• **Task instructions**: Transcribe the data in full and exactly, omitting any pictures.

• **Extracted data entries**:
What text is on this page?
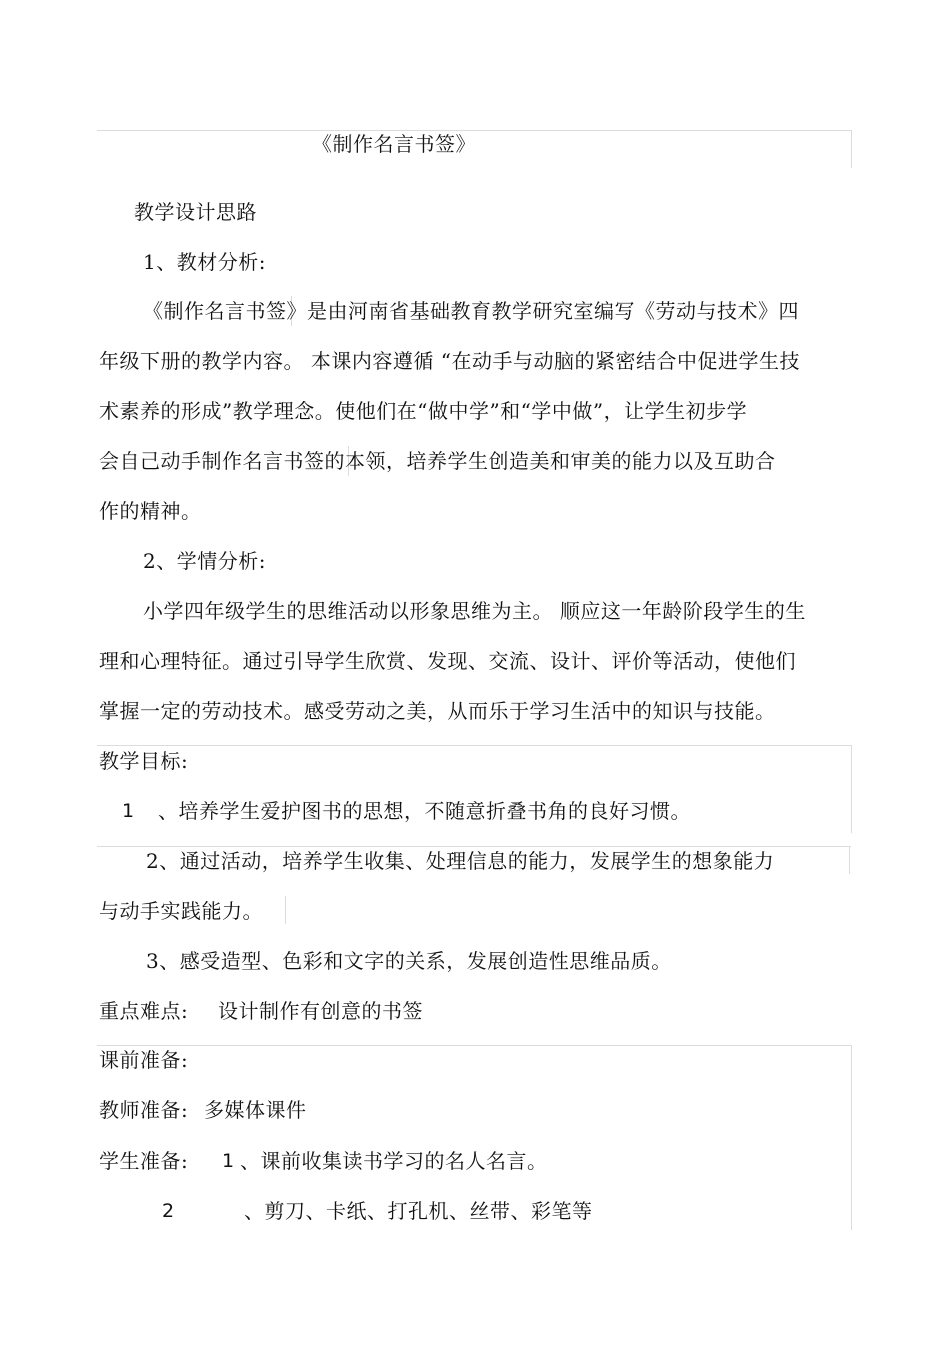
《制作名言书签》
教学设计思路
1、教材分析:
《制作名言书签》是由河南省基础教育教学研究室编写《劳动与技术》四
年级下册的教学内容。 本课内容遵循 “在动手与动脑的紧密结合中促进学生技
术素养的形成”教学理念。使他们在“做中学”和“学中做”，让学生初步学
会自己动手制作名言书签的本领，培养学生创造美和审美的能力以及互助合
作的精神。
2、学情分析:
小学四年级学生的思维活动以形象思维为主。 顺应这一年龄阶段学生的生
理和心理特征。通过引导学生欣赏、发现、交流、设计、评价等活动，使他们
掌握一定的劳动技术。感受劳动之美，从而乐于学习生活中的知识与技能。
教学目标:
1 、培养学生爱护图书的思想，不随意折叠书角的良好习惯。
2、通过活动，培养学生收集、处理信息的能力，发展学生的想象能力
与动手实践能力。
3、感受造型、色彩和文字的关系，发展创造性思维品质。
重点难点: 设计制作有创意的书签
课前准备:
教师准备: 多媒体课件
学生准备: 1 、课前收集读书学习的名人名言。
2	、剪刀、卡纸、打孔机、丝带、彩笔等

• **Task result**:
What text is on this page?
《制作名言书签》
教学设计思路
1、教材分析:
《制作名言书签》是由河南省基础教育教学研究室编写《劳动与技术》四
年级下册的教学内容。 本课内容遵循 “在动手与动脑的紧密结合中促进学生技
术素养的形成”教学理念。使他们在“做中学”和“学中做”，让学生初步学
会自己动手制作名言书签的本领，培养学生创造美和审美的能力以及互助合
作的精神。
2、学情分析:
小学四年级学生的思维活动以形象思维为主。 顺应这一年龄阶段学生的生
理和心理特征。通过引导学生欣赏、发现、交流、设计、评价等活动，使他们
掌握一定的劳动技术。感受劳动之美，从而乐于学习生活中的知识与技能。
教学目标:
1 、培养学生爱护图书的思想，不随意折叠书角的良好习惯。
2、通过活动，培养学生收集、处理信息的能力，发展学生的想象能力
与动手实践能力。
3、感受造型、色彩和文字的关系，发展创造性思维品质。
重点难点: 设计制作有创意的书签
课前准备:
教师准备: 多媒体课件
学生准备: 1 、课前收集读书学习的名人名言。
2	、剪刀、卡纸、打孔机、丝带、彩笔等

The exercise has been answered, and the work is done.